Stored records
####

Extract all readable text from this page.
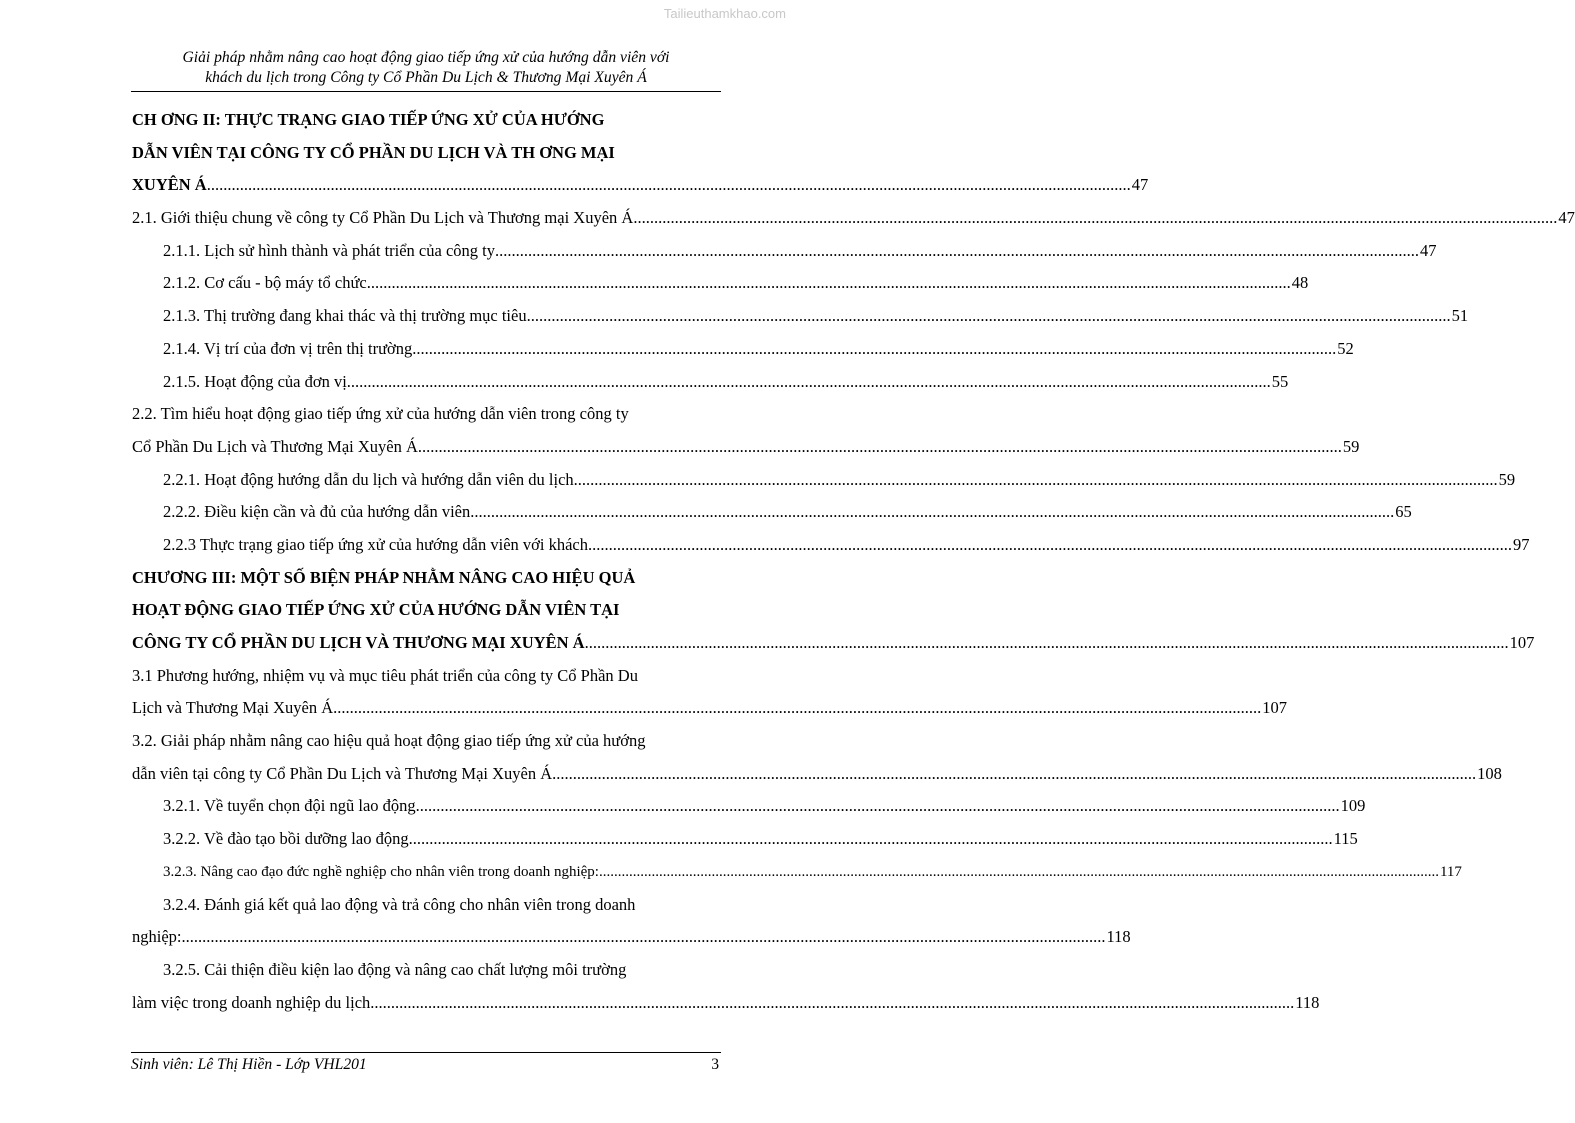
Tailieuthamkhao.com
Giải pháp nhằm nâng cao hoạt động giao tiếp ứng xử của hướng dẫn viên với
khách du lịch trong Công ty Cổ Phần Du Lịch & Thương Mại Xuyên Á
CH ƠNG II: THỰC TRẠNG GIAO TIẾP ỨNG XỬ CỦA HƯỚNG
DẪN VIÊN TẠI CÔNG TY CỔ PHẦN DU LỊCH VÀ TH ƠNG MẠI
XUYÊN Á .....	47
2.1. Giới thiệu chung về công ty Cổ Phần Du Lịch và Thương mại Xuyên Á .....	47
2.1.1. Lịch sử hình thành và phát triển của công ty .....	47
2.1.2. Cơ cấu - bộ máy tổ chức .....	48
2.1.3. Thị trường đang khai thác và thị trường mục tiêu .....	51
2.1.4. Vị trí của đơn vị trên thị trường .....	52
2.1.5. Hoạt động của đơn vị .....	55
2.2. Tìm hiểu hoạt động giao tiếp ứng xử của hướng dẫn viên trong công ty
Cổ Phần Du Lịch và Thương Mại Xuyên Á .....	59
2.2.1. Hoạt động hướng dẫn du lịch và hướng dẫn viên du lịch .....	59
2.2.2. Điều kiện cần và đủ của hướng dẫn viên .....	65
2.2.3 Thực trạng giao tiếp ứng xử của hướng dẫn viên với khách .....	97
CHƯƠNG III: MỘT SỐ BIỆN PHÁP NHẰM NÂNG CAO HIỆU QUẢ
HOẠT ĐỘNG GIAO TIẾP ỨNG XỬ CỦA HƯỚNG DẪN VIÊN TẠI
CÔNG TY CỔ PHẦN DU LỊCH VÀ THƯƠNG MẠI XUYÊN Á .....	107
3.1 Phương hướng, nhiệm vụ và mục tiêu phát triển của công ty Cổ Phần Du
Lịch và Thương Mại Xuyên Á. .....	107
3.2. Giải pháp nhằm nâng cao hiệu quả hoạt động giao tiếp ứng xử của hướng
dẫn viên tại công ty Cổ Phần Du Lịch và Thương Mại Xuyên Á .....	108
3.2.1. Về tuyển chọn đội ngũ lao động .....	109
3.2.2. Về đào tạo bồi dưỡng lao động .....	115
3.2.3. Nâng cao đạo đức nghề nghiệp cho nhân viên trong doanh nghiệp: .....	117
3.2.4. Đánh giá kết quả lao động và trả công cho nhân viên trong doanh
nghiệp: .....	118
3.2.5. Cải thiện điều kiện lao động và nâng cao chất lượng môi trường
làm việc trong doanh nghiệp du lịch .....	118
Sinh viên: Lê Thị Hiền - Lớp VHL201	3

####

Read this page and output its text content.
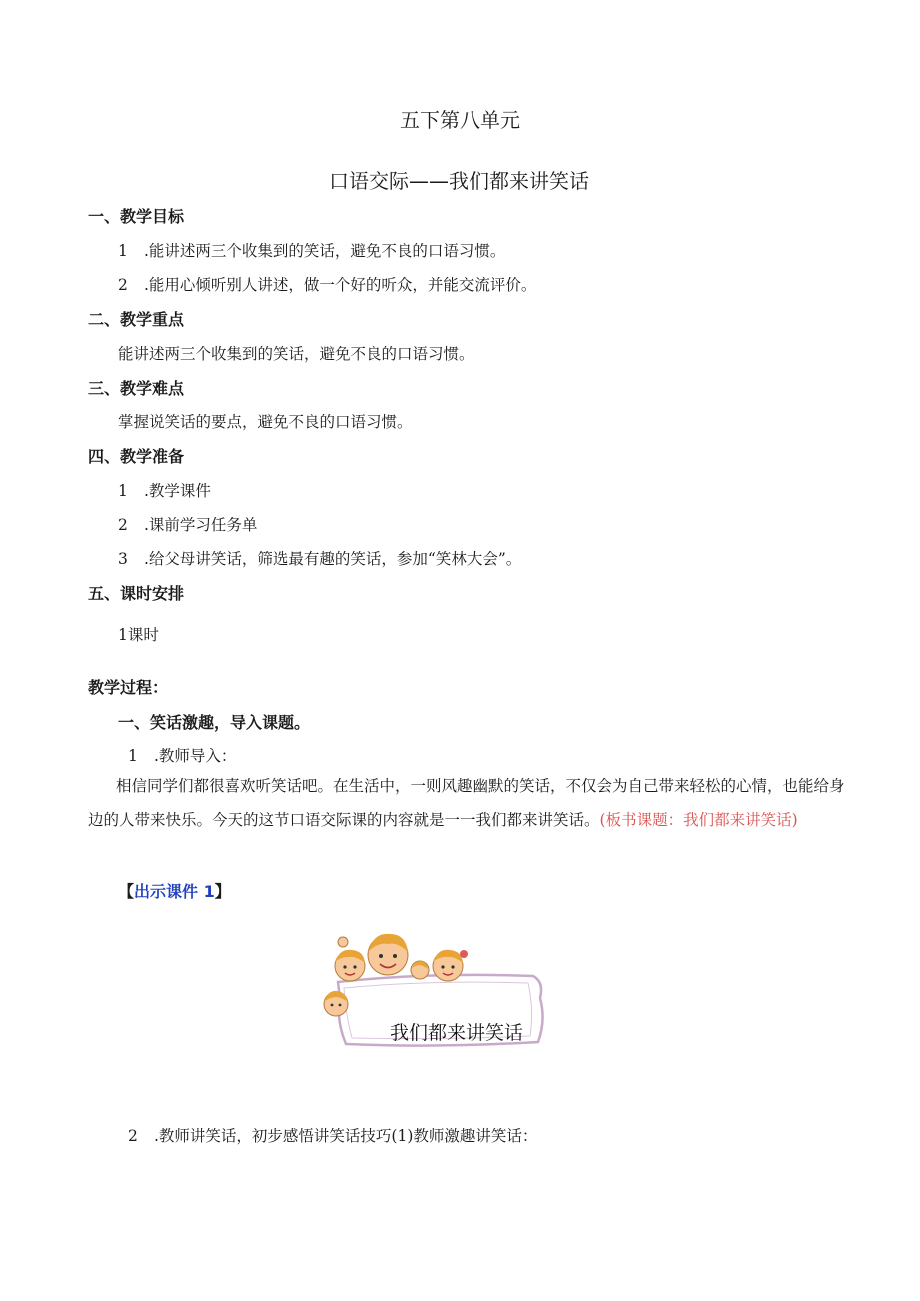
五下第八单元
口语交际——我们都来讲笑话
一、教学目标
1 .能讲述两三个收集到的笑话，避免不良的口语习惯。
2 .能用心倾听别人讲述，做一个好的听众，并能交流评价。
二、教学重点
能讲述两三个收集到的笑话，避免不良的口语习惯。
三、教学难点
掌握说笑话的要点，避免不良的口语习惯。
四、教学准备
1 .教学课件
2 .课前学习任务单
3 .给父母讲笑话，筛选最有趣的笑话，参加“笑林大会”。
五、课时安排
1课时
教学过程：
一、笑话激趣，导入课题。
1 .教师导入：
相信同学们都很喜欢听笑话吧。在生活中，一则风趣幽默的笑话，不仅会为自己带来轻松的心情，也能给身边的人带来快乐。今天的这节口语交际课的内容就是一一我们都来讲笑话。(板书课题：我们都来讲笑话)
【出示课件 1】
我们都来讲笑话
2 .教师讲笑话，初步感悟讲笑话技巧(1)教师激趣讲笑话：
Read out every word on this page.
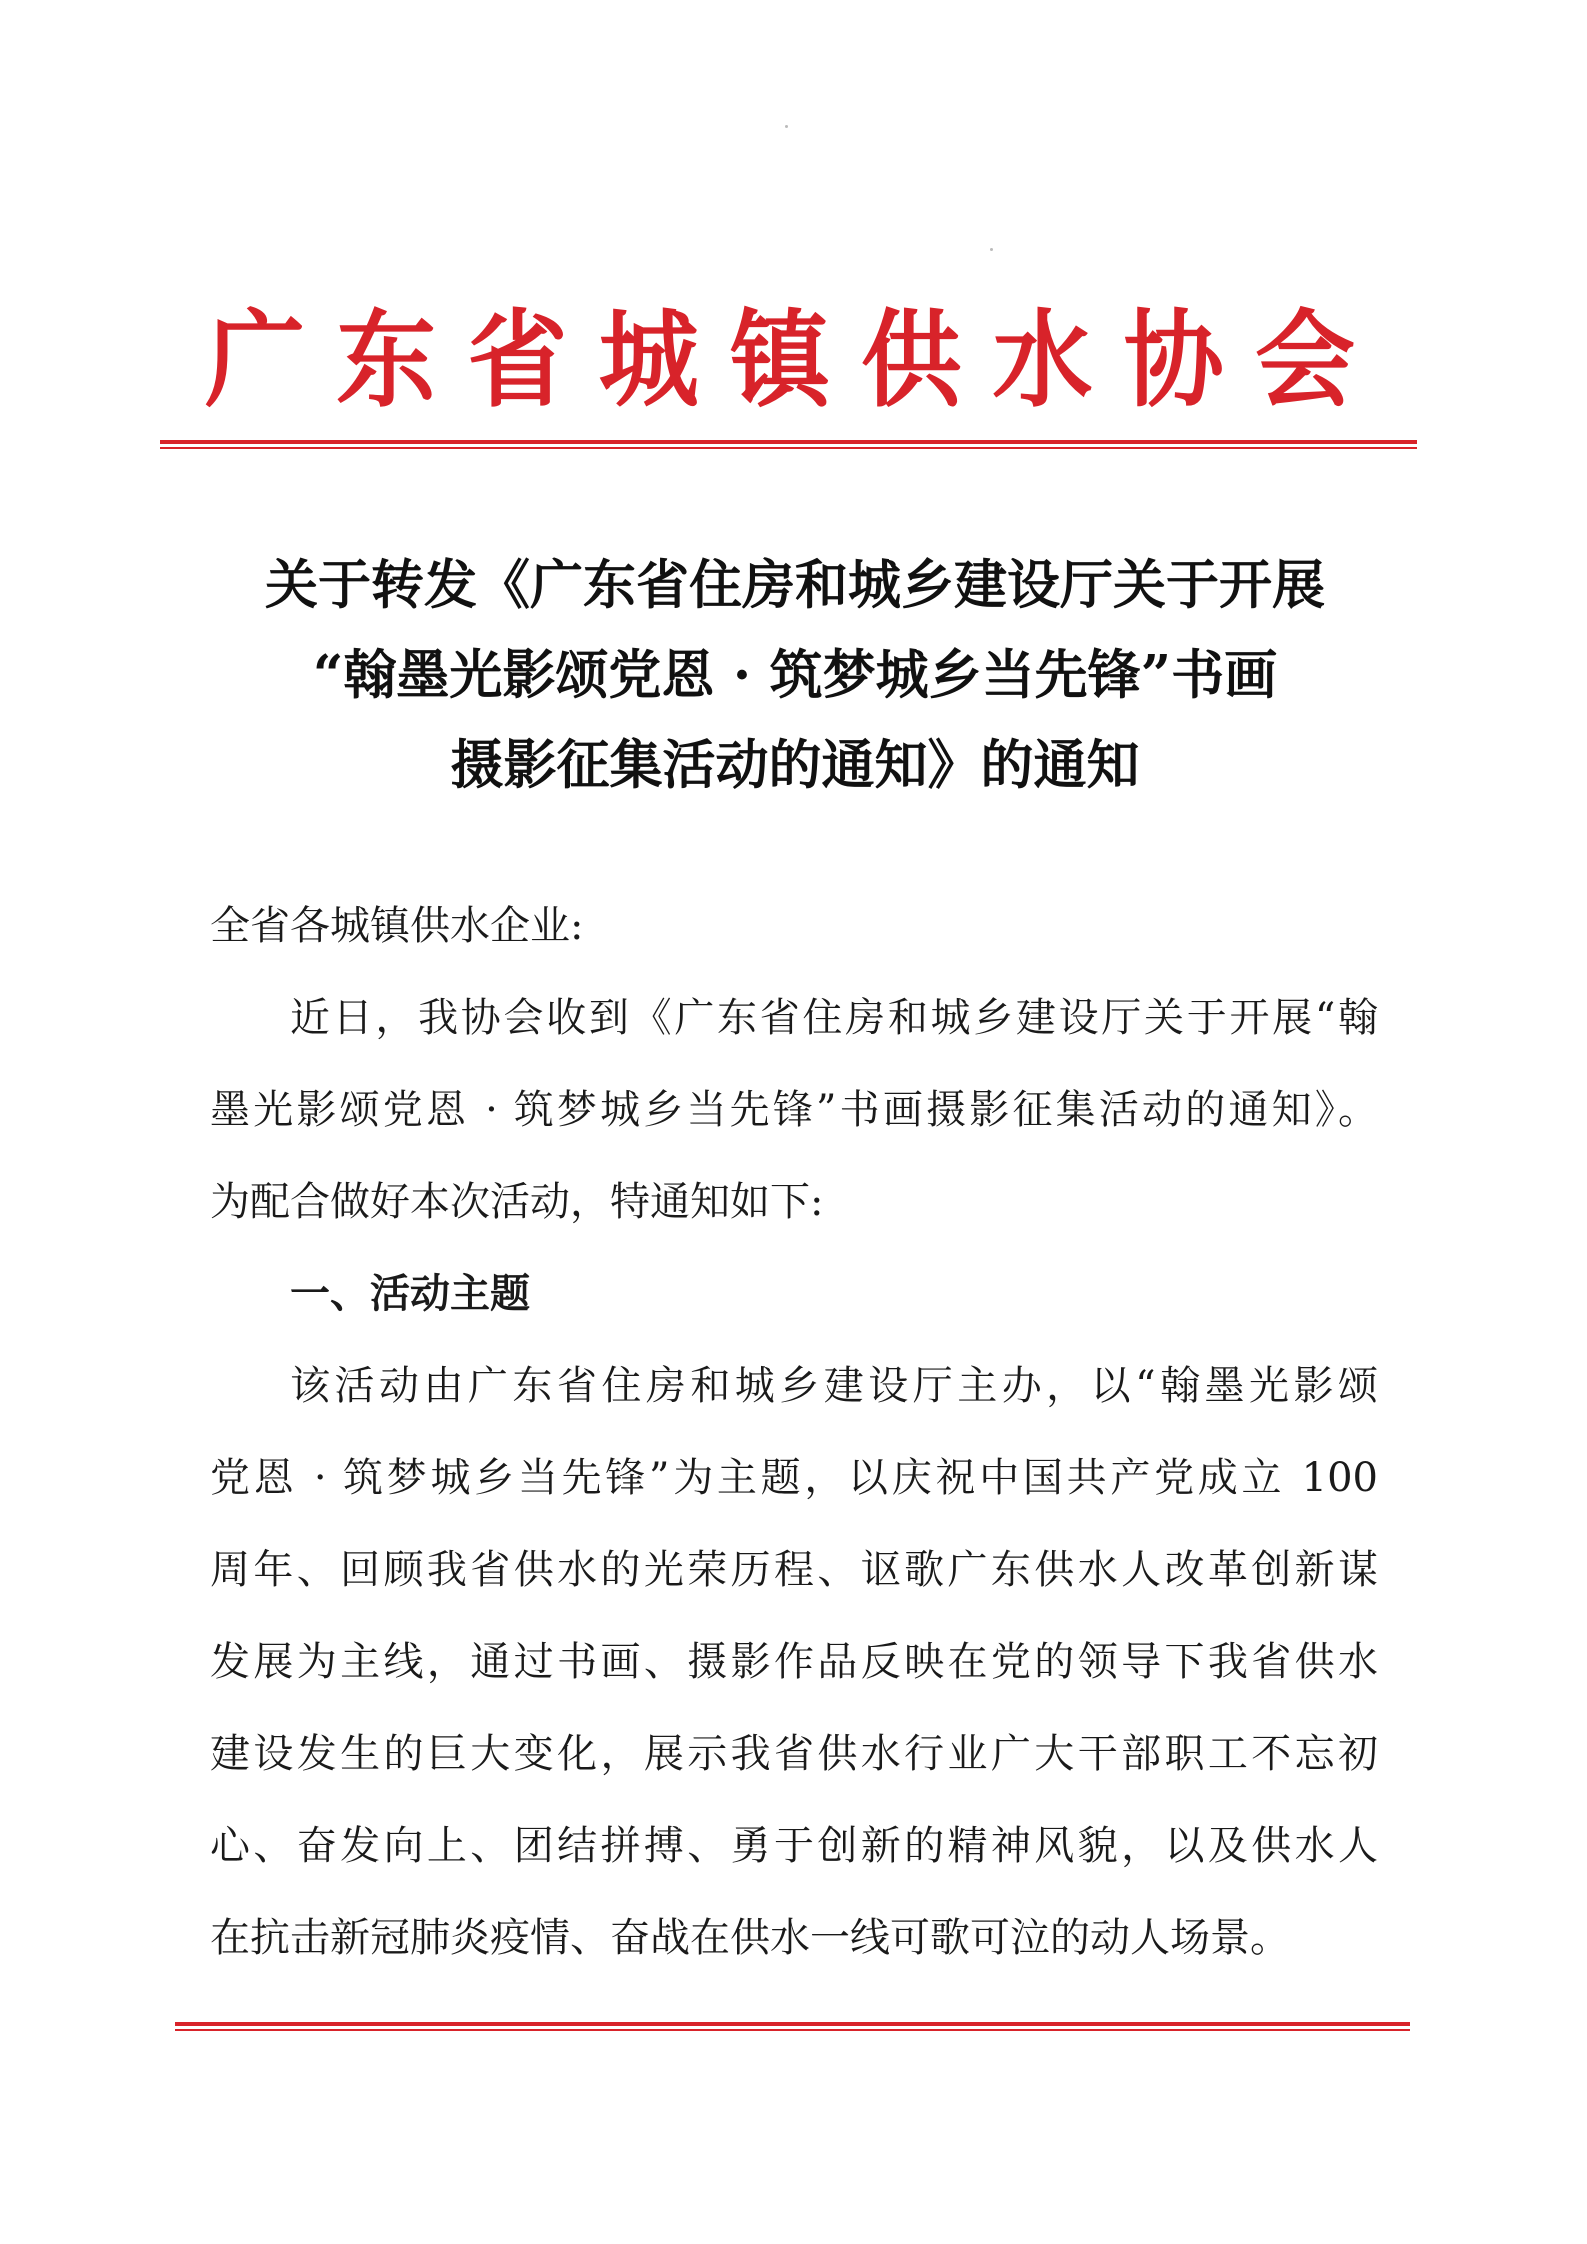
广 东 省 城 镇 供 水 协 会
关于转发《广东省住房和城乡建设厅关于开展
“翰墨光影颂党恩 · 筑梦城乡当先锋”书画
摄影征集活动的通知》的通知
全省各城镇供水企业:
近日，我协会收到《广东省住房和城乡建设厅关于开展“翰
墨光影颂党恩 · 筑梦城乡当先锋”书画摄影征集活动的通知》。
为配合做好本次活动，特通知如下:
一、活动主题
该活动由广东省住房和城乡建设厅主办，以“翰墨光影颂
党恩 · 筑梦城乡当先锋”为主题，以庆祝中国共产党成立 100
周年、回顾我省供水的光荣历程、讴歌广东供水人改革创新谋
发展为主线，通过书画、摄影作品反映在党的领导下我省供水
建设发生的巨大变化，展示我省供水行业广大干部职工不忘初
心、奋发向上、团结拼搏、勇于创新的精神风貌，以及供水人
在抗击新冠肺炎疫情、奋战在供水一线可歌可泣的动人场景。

####

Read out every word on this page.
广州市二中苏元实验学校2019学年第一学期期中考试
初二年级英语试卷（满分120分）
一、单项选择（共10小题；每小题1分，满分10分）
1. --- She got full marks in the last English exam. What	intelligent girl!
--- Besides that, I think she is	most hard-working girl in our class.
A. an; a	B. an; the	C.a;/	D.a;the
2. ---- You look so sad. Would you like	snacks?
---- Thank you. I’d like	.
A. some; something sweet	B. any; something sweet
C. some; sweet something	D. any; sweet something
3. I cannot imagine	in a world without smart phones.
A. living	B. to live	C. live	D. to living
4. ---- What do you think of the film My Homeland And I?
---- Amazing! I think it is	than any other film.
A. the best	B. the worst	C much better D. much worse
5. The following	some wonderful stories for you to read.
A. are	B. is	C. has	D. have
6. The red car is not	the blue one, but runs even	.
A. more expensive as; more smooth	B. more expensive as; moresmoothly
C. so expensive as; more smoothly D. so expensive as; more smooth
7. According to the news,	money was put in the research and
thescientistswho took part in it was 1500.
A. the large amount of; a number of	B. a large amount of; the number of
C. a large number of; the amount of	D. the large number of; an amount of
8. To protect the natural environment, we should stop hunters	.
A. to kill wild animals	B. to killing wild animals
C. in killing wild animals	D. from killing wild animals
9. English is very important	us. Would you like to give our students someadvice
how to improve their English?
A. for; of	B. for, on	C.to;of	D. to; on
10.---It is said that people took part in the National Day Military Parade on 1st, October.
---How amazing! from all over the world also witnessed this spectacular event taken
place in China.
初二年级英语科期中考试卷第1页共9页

####

## [Goal]
Review the preceding data and report every line that includes the string "广东省住房和城乡建设厅关于开展".

## [Full solution]
关于转发《广东省住房和城乡建设厅关于开展
近日，我协会收到《广东省住房和城乡建设厅关于开展“翰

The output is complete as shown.